─── DOCUMENT SEGMENT ───

Every way you could cut it, it is a pain. It is not a day off. It is a day of all kinds of ridiculous encumbrances and burdens. The pendulum had swung from complete abandonment of the Sabbath to the establishment of a legalistic system. In fact, the whole Judaism self-righteousness legal system found kind of its symbol in the Sabbath. Well, Jesus loved to violate the Sabbath.

That was just another way that He attacked their self-righteous legalistic system. So we find Him in chapter 12, let's go back, on a Sabbath day. And He's walking through the green fields. He shouldn't be walking. His disciples shouldn't be walking. And then He's picking grain. He shouldn't be doing that.

That's harvesting. And He shouldn't be then consuming it. The Pharisees in verse 2 see this. Your disciples do what is not lawful to do on the Sabbath, not by any Old Testament law, not by any divine prescription, purely and simply because of the traditions that they had developed to replace the law of God. Jesus responds by telling about an incident in the Old Testament when David's men actually ate the showbread out of the temple to show how ridiculous their Sabbath rules had become.

A hunger was a greater priority than some rule. And then to add to it, in verse 8, He says something that just distresses them to the max. Don't tell me what to do on the Sabbath. The Son of Man is Lord of the Sabbath. I'll decide what to do on the Sabbath.

I'm the Lord of the Sabbath. So, from there, after breakfasting by walking through the fields and plucking a little grain, He went into a synagogue, the man there with a withered hand. They questioned Jesus, saying, Is it lawful to heal on the Sabbath? Which, of course, in their system it wasn't so that they might accuse Him. He says, What man is there among you who has a sheep and falls into a pit on the Sabbath?

Do not take hold of it and lift it out. How much more valuable then is a man than a sheep? He said to the man, Stretch out your hand. Verse 14, the Pharisees went out and conspired against Him as to how they might destroy Him. Destroy Him? Kill Him for violating their ridiculous Sabbath rules? Yes, because this was symbolic of His all-out wholesale assault on their self-righteous system.

They wanted to destroy Him. Same day, verse 22, a demon-possessed man is blind and mute, and brought to Jesus, he healed him. And the people were saying, This man can't be the son of David, can he? Is this the Messiah? When the Pharisees heard this, they said, This man casts out demons only by Beelzebul, the ruler of the demons.

─── DATASET ENTRIES ───

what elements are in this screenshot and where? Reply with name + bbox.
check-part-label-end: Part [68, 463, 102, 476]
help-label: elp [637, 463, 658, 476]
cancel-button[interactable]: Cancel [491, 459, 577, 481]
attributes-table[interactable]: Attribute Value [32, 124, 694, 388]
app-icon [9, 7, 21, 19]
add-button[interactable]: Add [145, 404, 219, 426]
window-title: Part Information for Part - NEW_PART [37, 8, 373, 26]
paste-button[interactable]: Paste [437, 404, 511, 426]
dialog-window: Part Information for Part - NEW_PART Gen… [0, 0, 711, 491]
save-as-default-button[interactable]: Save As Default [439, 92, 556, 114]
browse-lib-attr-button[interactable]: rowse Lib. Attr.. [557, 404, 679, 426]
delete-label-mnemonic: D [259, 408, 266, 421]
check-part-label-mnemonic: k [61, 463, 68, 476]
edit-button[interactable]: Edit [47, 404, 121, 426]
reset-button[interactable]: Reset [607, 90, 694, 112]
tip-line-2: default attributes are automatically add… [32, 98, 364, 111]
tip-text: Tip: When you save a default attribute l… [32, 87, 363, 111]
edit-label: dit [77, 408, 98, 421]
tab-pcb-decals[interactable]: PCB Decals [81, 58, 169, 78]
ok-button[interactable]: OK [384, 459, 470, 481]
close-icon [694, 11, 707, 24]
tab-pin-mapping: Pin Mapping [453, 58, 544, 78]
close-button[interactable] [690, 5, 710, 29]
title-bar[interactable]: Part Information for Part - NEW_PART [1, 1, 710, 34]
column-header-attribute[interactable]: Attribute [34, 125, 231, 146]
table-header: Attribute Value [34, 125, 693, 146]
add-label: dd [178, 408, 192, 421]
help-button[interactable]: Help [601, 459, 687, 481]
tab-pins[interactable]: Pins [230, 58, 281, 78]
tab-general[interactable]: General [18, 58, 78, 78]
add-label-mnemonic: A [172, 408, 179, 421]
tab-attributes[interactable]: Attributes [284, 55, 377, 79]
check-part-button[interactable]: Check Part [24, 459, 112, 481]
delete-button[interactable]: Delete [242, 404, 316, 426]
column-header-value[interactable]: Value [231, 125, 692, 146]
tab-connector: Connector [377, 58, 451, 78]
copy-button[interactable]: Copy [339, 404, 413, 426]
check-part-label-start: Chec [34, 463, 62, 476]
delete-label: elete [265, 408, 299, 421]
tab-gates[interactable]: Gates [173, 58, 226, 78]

───

TASK DETAILS:
Please continue the sermon excerpt on Jesus and the Sabbath, starting right after its final sentence.

ANSWER FOR THE TASK:
Whoa. Two years into His ministry, the final conclusion of the Pharisees, He does what He does by the powers of hell. He's inspired by Satan himself. That was their conclusion. If that's your conclusion, when you've had a full revelation of the Son of God, you're hopeless.

You are hopeless. And so verse 31 says, Therefore I say to you, any sin and blasphemy shall be forgiven people, but blasphemy against the Spirit shall not be forgiven. When you blaspheme the Holy Spirit by saying that that which He has done through the Son of God is from hell, you're beyond the point of salvation. You could speak a word against the Son of Man. You could speak a word against Him, His humanness, His life.

That could be forgiven. But if your conclusion is that what the Holy Spirit has done through Him is from hell, you will not be forgiven. Divine condemnation, then down in verse 37, By your words you will be justified. On the other hand, by your words you will be condemned. Condemnation fell on this Sabbath day toward the end of the second year of our Lord's ministry. Divine condemnation. The day wasn't even over. It wasn't even over. At this point, you pick up the story.

You don't need to go to it. I'll just tell you. You pick up the story in Mark. And at this particular point, after this incredible conflict around the synagogue, Jesus gets into a boat, and with His disciples He goes across the north shore of the Sea of Galilee over to the eastern side. And when He brings them to the shore, a maniac comes running out of the caves, naked, demon-possessed, a legion of demons. Jesus confronts. You remember the man, and He had a friend as well, and takes the demons out of them, sends them into a herd of pigs.

They go dive into the Sea of Galilee. Incredible day. This is one day.

One day. Massive expression of divine power and an epic terminal conclusion. The verdict is in. He does what He does by the power of hell. It has to be hell because only hell would attack our righteousness, our religion. Now I want you to turn to Mark 4, and I want you to see what happened that day that was so dramatic in the ministry of the Lord Jesus. Mark 4, 33. With many such parables, He was speaking the word to them, so far as they were able to hear it, and He did not speak to them without a parable.

But He was explaining everything privately to His own disciples. That is the first time. That's the ominous day when Jesus began to speak in parables. Really dramatic.

Why? Why does He speak in parables? Why the change? Why does He now give illustrations, stories?

Well, there's a contemporary trend that wants to give you this answer. Because He realized after two years that He wasn't getting through, that His propositional kind of teaching, His doctrinal teaching, His theological teaching, His expositions of the Old Testament, straightforward discourse was not connecting. Teaching truth straightforward in a clear fashion didn't work, so He turned to stories. He realized that He's going to have to tell stories because people love stories. And who could tell a story better than Jesus? Jesus then makes this huge shift in His ministry and becomes a storyteller. And His stories have so much interest and so much pathos, and they give depth and insight.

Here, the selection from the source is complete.